-------- Supplied entries
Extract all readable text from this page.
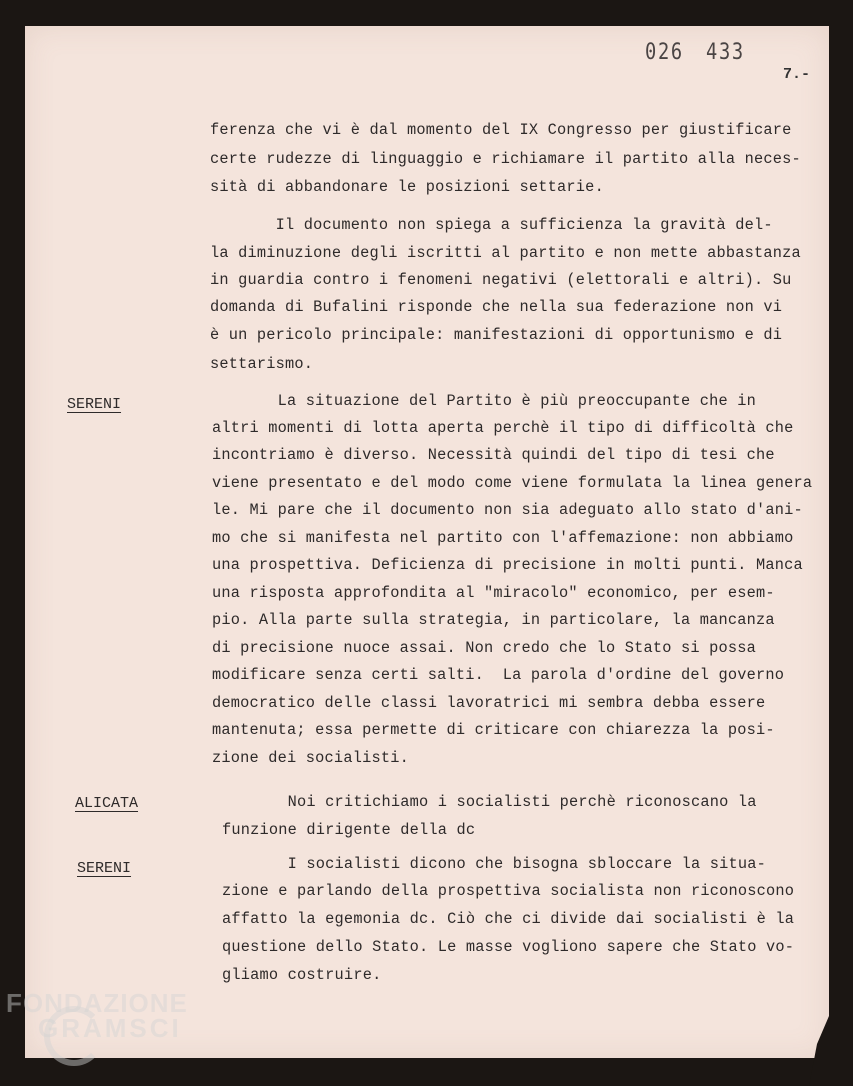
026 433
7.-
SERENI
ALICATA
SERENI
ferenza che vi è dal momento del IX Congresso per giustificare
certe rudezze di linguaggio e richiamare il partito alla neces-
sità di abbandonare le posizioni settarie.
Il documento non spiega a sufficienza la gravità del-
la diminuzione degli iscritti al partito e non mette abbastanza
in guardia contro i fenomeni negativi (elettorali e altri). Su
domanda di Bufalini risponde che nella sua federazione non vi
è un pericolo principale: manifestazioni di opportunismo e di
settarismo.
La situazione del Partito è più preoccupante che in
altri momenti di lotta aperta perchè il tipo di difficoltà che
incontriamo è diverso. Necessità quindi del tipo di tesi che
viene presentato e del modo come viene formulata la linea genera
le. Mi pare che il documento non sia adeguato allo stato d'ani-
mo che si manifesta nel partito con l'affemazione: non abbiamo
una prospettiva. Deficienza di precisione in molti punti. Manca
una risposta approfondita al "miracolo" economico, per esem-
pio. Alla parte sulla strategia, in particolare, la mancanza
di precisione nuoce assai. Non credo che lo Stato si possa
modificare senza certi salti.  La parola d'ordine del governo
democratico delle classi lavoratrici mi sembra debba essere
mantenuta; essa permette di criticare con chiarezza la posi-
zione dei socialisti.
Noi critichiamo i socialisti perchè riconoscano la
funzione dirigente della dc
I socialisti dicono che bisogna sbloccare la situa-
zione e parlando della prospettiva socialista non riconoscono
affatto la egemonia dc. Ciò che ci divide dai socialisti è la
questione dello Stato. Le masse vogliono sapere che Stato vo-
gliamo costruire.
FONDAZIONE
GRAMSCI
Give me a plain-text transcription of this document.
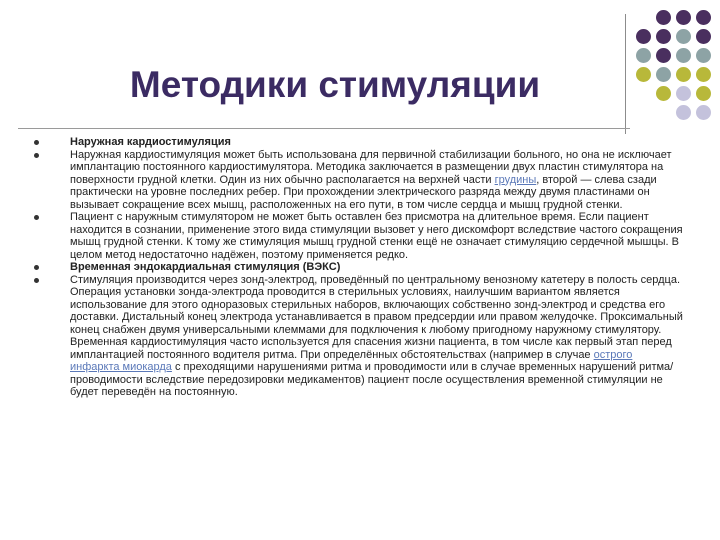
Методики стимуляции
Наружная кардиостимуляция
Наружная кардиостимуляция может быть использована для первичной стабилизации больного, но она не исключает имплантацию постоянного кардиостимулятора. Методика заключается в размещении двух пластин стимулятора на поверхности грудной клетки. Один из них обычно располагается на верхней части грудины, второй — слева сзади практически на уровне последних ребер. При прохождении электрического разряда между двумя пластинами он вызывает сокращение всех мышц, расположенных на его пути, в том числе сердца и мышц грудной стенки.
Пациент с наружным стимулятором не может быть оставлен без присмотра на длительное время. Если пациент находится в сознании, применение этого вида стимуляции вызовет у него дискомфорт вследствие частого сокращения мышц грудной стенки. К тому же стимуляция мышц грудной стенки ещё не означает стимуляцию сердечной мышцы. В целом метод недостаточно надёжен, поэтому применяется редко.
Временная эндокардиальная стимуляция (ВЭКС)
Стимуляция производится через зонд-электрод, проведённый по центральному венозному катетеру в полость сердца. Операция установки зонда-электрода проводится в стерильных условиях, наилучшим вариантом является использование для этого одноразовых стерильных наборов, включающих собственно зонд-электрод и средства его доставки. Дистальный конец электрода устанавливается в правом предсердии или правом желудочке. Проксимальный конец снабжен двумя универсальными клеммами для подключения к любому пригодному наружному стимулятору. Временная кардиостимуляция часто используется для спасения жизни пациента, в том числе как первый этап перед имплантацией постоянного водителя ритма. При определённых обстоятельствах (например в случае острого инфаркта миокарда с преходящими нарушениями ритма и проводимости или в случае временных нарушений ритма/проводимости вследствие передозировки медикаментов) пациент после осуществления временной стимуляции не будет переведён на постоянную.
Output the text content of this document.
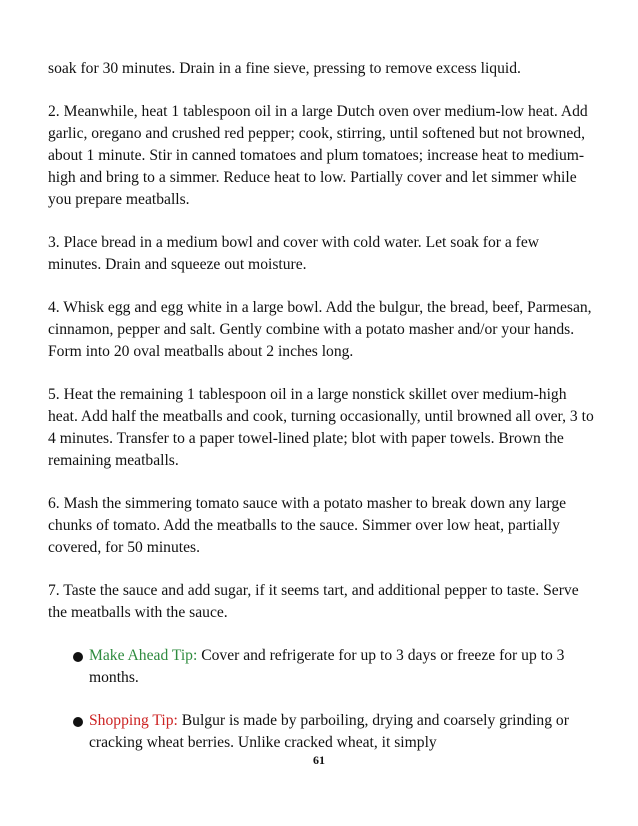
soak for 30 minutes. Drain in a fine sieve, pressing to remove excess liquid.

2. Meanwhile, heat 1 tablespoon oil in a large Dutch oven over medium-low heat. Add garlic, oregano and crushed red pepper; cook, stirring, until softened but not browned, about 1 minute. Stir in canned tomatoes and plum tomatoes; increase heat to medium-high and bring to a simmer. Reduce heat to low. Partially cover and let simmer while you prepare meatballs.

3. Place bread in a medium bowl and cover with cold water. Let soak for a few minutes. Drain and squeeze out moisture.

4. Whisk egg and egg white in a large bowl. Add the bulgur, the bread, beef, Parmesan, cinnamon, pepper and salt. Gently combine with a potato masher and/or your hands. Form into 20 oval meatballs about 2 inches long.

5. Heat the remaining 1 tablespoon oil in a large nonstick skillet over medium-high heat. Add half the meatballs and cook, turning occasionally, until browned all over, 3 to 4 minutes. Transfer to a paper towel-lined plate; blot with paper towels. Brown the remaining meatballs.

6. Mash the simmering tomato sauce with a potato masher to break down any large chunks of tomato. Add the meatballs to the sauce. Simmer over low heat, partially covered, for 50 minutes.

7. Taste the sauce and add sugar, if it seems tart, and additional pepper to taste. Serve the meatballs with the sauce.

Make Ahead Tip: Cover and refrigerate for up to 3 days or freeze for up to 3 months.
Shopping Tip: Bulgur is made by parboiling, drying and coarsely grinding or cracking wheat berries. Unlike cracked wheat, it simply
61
----------------
State the number of lines that contain the string "high", with no other words.

2